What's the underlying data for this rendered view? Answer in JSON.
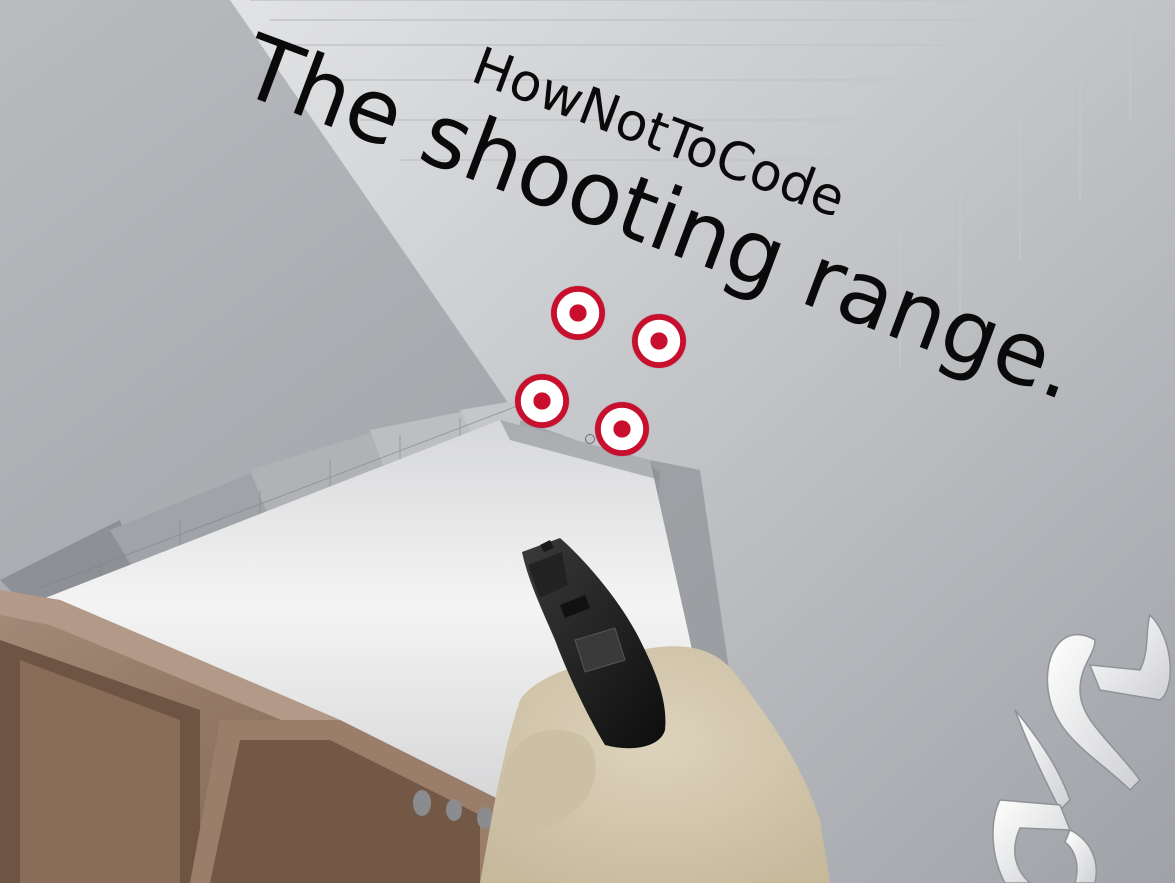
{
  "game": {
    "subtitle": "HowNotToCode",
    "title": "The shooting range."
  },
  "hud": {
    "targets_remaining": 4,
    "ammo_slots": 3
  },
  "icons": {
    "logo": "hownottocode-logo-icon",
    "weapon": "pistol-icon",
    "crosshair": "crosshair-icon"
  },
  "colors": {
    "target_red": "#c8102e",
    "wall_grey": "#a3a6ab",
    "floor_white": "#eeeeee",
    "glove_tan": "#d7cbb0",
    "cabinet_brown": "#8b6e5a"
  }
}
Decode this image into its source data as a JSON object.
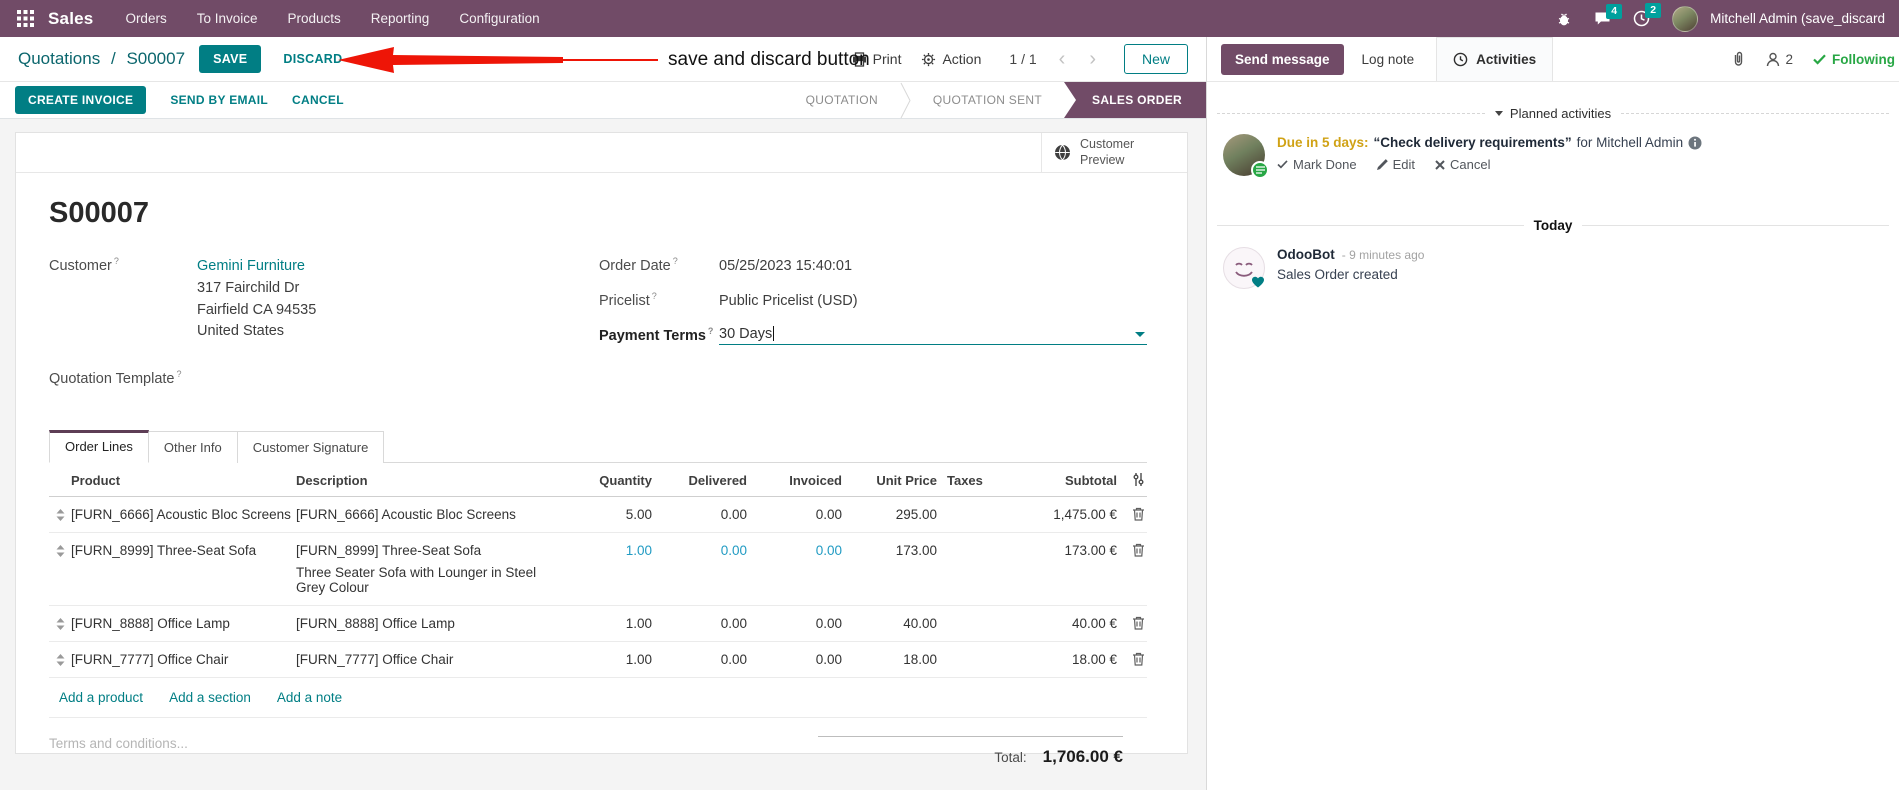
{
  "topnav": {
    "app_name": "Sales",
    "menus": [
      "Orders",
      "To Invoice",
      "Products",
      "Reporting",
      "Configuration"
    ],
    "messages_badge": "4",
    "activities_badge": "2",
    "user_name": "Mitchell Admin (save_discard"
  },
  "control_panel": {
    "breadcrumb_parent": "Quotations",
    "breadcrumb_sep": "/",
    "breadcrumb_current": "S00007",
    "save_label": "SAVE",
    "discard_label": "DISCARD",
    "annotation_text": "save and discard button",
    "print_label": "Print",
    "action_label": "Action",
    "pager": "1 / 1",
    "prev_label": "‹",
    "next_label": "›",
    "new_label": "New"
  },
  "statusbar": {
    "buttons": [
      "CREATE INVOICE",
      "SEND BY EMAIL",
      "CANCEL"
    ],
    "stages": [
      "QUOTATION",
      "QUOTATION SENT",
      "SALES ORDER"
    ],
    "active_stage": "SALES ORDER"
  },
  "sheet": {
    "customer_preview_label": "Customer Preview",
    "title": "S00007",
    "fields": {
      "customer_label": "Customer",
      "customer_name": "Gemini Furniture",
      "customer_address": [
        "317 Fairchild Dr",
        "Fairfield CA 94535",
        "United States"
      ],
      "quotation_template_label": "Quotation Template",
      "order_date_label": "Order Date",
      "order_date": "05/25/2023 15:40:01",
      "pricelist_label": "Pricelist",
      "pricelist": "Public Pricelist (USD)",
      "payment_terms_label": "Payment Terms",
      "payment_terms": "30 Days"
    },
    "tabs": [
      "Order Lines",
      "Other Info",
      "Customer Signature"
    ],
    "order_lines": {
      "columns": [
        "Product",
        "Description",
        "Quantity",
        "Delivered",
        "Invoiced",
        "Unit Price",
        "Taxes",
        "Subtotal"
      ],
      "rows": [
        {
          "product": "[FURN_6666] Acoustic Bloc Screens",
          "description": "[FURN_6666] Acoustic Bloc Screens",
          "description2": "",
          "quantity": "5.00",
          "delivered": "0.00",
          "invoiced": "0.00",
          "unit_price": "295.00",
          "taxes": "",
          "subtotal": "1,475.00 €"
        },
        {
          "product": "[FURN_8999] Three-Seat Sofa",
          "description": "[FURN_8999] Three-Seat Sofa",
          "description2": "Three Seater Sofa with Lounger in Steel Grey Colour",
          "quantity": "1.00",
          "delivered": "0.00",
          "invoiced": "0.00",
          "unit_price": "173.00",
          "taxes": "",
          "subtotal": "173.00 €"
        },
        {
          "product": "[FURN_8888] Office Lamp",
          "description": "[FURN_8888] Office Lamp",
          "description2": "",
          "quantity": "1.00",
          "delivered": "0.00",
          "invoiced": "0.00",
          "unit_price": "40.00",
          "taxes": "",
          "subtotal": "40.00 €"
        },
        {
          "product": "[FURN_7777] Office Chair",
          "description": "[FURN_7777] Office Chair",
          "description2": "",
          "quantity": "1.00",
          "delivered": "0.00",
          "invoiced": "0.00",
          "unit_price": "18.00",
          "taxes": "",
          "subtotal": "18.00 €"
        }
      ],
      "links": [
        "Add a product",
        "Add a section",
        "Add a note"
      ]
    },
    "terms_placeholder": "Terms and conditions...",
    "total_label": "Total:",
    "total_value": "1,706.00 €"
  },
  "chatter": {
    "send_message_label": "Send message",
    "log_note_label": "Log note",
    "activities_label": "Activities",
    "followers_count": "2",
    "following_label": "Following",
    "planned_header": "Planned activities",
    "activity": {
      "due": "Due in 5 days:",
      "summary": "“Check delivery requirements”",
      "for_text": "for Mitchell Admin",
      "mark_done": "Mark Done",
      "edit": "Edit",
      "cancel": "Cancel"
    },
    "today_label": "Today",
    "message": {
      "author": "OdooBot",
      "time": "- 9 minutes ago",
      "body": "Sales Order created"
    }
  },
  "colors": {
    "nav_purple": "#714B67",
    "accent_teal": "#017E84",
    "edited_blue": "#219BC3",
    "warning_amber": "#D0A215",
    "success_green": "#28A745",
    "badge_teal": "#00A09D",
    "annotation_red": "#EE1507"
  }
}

> GOAL: Output the full set of records above without changing a word, and drop the images.

> FINISHED ANSWER:
What's the underlying data for this rendered view? Answer in JSON.
{
  "game": {
    "subtitle": "HowNotToCode",
    "title": "The shooting range."
  },
  "hud": {
    "targets_remaining": 4,
    "ammo_slots": 3
  },
  "icons": {
    "logo": "hownottocode-logo-icon",
    "weapon": "pistol-icon",
    "crosshair": "crosshair-icon"
  },
  "colors": {
    "target_red": "#c8102e",
    "wall_grey": "#a3a6ab",
    "floor_white": "#eeeeee",
    "glove_tan": "#d7cbb0",
    "cabinet_brown": "#8b6e5a"
  }
}
Decode this image into its source data as a JSON object.
{
  "topnav": {
    "app_name": "Sales",
    "menus": [
      "Orders",
      "To Invoice",
      "Products",
      "Reporting",
      "Configuration"
    ],
    "messages_badge": "4",
    "activities_badge": "2",
    "user_name": "Mitchell Admin (save_discard"
  },
  "control_panel": {
    "breadcrumb_parent": "Quotations",
    "breadcrumb_sep": "/",
    "breadcrumb_current": "S00007",
    "save_label": "SAVE",
    "discard_label": "DISCARD",
    "annotation_text": "save and discard button",
    "print_label": "Print",
    "action_label": "Action",
    "pager": "1 / 1",
    "prev_label": "‹",
    "next_label": "›",
    "new_label": "New"
  },
  "statusbar": {
    "buttons": [
      "CREATE INVOICE",
      "SEND BY EMAIL",
      "CANCEL"
    ],
    "stages": [
      "QUOTATION",
      "QUOTATION SENT",
      "SALES ORDER"
    ],
    "active_stage": "SALES ORDER"
  },
  "sheet": {
    "customer_preview_label": "Customer Preview",
    "title": "S00007",
    "fields": {
      "customer_label": "Customer",
      "customer_name": "Gemini Furniture",
      "customer_address": [
        "317 Fairchild Dr",
        "Fairfield CA 94535",
        "United States"
      ],
      "quotation_template_label": "Quotation Template",
      "order_date_label": "Order Date",
      "order_date": "05/25/2023 15:40:01",
      "pricelist_label": "Pricelist",
      "pricelist": "Public Pricelist (USD)",
      "payment_terms_label": "Payment Terms",
      "payment_terms": "30 Days"
    },
    "tabs": [
      "Order Lines",
      "Other Info",
      "Customer Signature"
    ],
    "order_lines": {
      "columns": [
        "Product",
        "Description",
        "Quantity",
        "Delivered",
        "Invoiced",
        "Unit Price",
        "Taxes",
        "Subtotal"
      ],
      "rows": [
        {
          "product": "[FURN_6666] Acoustic Bloc Screens",
          "description": "[FURN_6666] Acoustic Bloc Screens",
          "description2": "",
          "quantity": "5.00",
          "delivered": "0.00",
          "invoiced": "0.00",
          "unit_price": "295.00",
          "taxes": "",
          "subtotal": "1,475.00 €"
        },
        {
          "product": "[FURN_8999] Three-Seat Sofa",
          "description": "[FURN_8999] Three-Seat Sofa",
          "description2": "Three Seater Sofa with Lounger in Steel Grey Colour",
          "quantity": "1.00",
          "delivered": "0.00",
          "invoiced": "0.00",
          "unit_price": "173.00",
          "taxes": "",
          "subtotal": "173.00 €"
        },
        {
          "product": "[FURN_8888] Office Lamp",
          "description": "[FURN_8888] Office Lamp",
          "description2": "",
          "quantity": "1.00",
          "delivered": "0.00",
          "invoiced": "0.00",
          "unit_price": "40.00",
          "taxes": "",
          "subtotal": "40.00 €"
        },
        {
          "product": "[FURN_7777] Office Chair",
          "description": "[FURN_7777] Office Chair",
          "description2": "",
          "quantity": "1.00",
          "delivered": "0.00",
          "invoiced": "0.00",
          "unit_price": "18.00",
          "taxes": "",
          "subtotal": "18.00 €"
        }
      ],
      "links": [
        "Add a product",
        "Add a section",
        "Add a note"
      ]
    },
    "terms_placeholder": "Terms and conditions...",
    "total_label": "Total:",
    "total_value": "1,706.00 €"
  },
  "chatter": {
    "send_message_label": "Send message",
    "log_note_label": "Log note",
    "activities_label": "Activities",
    "followers_count": "2",
    "following_label": "Following",
    "planned_header": "Planned activities",
    "activity": {
      "due": "Due in 5 days:",
      "summary": "“Check delivery requirements”",
      "for_text": "for Mitchell Admin",
      "mark_done": "Mark Done",
      "edit": "Edit",
      "cancel": "Cancel"
    },
    "today_label": "Today",
    "message": {
      "author": "OdooBot",
      "time": "- 9 minutes ago",
      "body": "Sales Order created"
    }
  },
  "colors": {
    "nav_purple": "#714B67",
    "accent_teal": "#017E84",
    "edited_blue": "#219BC3",
    "warning_amber": "#D0A215",
    "success_green": "#28A745",
    "badge_teal": "#00A09D",
    "annotation_red": "#EE1507"
  }
}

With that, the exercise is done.